DIRECTION:
Reproduce the records exactly.

EXTRACTED INFORMATION:
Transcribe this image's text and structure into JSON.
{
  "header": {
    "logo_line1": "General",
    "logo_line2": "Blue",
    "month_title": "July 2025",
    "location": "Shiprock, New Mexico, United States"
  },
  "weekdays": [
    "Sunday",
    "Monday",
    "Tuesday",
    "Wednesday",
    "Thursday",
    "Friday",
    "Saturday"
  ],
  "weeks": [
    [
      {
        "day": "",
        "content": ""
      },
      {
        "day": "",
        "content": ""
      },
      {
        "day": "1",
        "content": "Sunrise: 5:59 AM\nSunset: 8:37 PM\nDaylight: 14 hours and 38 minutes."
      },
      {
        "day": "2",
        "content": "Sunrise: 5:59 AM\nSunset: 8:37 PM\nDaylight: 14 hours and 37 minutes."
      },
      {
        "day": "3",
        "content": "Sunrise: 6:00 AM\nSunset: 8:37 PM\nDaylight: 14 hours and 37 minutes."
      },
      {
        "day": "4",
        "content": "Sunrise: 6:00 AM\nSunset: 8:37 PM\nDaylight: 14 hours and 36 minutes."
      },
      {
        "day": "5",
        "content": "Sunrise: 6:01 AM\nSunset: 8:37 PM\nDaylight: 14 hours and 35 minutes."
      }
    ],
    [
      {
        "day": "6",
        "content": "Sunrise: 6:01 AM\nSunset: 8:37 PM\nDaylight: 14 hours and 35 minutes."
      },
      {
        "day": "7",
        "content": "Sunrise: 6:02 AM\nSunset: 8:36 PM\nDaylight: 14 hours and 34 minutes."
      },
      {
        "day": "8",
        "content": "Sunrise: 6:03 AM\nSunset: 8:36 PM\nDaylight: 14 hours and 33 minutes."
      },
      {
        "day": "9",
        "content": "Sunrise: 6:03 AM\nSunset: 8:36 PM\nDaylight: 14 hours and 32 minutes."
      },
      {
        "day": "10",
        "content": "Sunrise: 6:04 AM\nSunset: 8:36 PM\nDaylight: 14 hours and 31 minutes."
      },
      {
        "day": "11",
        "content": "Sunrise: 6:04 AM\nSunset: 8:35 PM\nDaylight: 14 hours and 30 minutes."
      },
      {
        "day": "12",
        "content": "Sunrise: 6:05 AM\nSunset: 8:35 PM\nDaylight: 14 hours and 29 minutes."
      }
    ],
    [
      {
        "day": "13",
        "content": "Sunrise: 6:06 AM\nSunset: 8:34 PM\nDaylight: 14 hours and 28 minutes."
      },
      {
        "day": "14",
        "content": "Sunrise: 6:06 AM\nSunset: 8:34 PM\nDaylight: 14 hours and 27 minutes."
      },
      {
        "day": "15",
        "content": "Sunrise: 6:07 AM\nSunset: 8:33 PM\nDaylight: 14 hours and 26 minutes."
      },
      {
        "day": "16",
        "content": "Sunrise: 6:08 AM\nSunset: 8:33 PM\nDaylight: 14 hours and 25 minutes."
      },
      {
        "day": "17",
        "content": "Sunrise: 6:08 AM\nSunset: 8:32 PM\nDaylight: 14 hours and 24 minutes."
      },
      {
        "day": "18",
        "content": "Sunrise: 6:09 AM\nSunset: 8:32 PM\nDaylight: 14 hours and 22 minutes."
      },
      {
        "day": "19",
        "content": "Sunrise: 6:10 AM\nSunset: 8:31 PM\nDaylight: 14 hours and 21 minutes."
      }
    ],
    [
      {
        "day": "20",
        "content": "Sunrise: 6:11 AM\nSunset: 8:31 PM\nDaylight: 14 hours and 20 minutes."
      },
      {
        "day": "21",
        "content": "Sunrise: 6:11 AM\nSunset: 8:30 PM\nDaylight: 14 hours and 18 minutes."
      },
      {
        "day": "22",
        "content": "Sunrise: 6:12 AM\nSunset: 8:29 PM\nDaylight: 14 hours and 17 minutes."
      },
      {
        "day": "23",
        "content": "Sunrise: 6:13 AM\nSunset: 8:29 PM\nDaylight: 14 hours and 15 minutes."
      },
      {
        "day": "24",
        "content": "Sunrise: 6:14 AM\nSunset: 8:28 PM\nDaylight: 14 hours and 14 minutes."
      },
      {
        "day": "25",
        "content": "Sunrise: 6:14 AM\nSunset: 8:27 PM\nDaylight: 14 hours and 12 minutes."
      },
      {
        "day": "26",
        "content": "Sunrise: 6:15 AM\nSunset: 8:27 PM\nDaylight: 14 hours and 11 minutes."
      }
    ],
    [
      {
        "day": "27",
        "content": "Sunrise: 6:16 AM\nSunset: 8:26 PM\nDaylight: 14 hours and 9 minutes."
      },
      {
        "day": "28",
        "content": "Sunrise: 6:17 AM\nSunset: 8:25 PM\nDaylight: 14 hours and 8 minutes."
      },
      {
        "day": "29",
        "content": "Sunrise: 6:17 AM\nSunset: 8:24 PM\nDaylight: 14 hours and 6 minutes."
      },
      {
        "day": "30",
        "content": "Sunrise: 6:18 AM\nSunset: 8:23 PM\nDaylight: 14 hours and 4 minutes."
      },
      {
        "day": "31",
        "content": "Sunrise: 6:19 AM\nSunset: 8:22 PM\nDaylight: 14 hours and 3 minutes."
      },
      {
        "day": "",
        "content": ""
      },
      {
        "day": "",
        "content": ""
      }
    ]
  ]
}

EXERCISE ANSWER:
Transcribe this image's text and structure into JSON.
{
  "header": {
    "logo_line1": "General",
    "logo_line2": "Blue",
    "month_title": "July 2025",
    "location": "Shiprock, New Mexico, United States"
  },
  "weekdays": [
    "Sunday",
    "Monday",
    "Tuesday",
    "Wednesday",
    "Thursday",
    "Friday",
    "Saturday"
  ],
  "weeks": [
    [
      {
        "day": "",
        "content": ""
      },
      {
        "day": "",
        "content": ""
      },
      {
        "day": "1",
        "content": "Sunrise: 5:59 AM\nSunset: 8:37 PM\nDaylight: 14 hours and 38 minutes."
      },
      {
        "day": "2",
        "content": "Sunrise: 5:59 AM\nSunset: 8:37 PM\nDaylight: 14 hours and 37 minutes."
      },
      {
        "day": "3",
        "content": "Sunrise: 6:00 AM\nSunset: 8:37 PM\nDaylight: 14 hours and 37 minutes."
      },
      {
        "day": "4",
        "content": "Sunrise: 6:00 AM\nSunset: 8:37 PM\nDaylight: 14 hours and 36 minutes."
      },
      {
        "day": "5",
        "content": "Sunrise: 6:01 AM\nSunset: 8:37 PM\nDaylight: 14 hours and 35 minutes."
      }
    ],
    [
      {
        "day": "6",
        "content": "Sunrise: 6:01 AM\nSunset: 8:37 PM\nDaylight: 14 hours and 35 minutes."
      },
      {
        "day": "7",
        "content": "Sunrise: 6:02 AM\nSunset: 8:36 PM\nDaylight: 14 hours and 34 minutes."
      },
      {
        "day": "8",
        "content": "Sunrise: 6:03 AM\nSunset: 8:36 PM\nDaylight: 14 hours and 33 minutes."
      },
      {
        "day": "9",
        "content": "Sunrise: 6:03 AM\nSunset: 8:36 PM\nDaylight: 14 hours and 32 minutes."
      },
      {
        "day": "10",
        "content": "Sunrise: 6:04 AM\nSunset: 8:36 PM\nDaylight: 14 hours and 31 minutes."
      },
      {
        "day": "11",
        "content": "Sunrise: 6:04 AM\nSunset: 8:35 PM\nDaylight: 14 hours and 30 minutes."
      },
      {
        "day": "12",
        "content": "Sunrise: 6:05 AM\nSunset: 8:35 PM\nDaylight: 14 hours and 29 minutes."
      }
    ],
    [
      {
        "day": "13",
        "content": "Sunrise: 6:06 AM\nSunset: 8:34 PM\nDaylight: 14 hours and 28 minutes."
      },
      {
        "day": "14",
        "content": "Sunrise: 6:06 AM\nSunset: 8:34 PM\nDaylight: 14 hours and 27 minutes."
      },
      {
        "day": "15",
        "content": "Sunrise: 6:07 AM\nSunset: 8:33 PM\nDaylight: 14 hours and 26 minutes."
      },
      {
        "day": "16",
        "content": "Sunrise: 6:08 AM\nSunset: 8:33 PM\nDaylight: 14 hours and 25 minutes."
      },
      {
        "day": "17",
        "content": "Sunrise: 6:08 AM\nSunset: 8:32 PM\nDaylight: 14 hours and 24 minutes."
      },
      {
        "day": "18",
        "content": "Sunrise: 6:09 AM\nSunset: 8:32 PM\nDaylight: 14 hours and 22 minutes."
      },
      {
        "day": "19",
        "content": "Sunrise: 6:10 AM\nSunset: 8:31 PM\nDaylight: 14 hours and 21 minutes."
      }
    ],
    [
      {
        "day": "20",
        "content": "Sunrise: 6:11 AM\nSunset: 8:31 PM\nDaylight: 14 hours and 20 minutes."
      },
      {
        "day": "21",
        "content": "Sunrise: 6:11 AM\nSunset: 8:30 PM\nDaylight: 14 hours and 18 minutes."
      },
      {
        "day": "22",
        "content": "Sunrise: 6:12 AM\nSunset: 8:29 PM\nDaylight: 14 hours and 17 minutes."
      },
      {
        "day": "23",
        "content": "Sunrise: 6:13 AM\nSunset: 8:29 PM\nDaylight: 14 hours and 15 minutes."
      },
      {
        "day": "24",
        "content": "Sunrise: 6:14 AM\nSunset: 8:28 PM\nDaylight: 14 hours and 14 minutes."
      },
      {
        "day": "25",
        "content": "Sunrise: 6:14 AM\nSunset: 8:27 PM\nDaylight: 14 hours and 12 minutes."
      },
      {
        "day": "26",
        "content": "Sunrise: 6:15 AM\nSunset: 8:27 PM\nDaylight: 14 hours and 11 minutes."
      }
    ],
    [
      {
        "day": "27",
        "content": "Sunrise: 6:16 AM\nSunset: 8:26 PM\nDaylight: 14 hours and 9 minutes."
      },
      {
        "day": "28",
        "content": "Sunrise: 6:17 AM\nSunset: 8:25 PM\nDaylight: 14 hours and 8 minutes."
      },
      {
        "day": "29",
        "content": "Sunrise: 6:17 AM\nSunset: 8:24 PM\nDaylight: 14 hours and 6 minutes."
      },
      {
        "day": "30",
        "content": "Sunrise: 6:18 AM\nSunset: 8:23 PM\nDaylight: 14 hours and 4 minutes."
      },
      {
        "day": "31",
        "content": "Sunrise: 6:19 AM\nSunset: 8:22 PM\nDaylight: 14 hours and 3 minutes."
      },
      {
        "day": "",
        "content": ""
      },
      {
        "day": "",
        "content": ""
      }
    ]
  ]
}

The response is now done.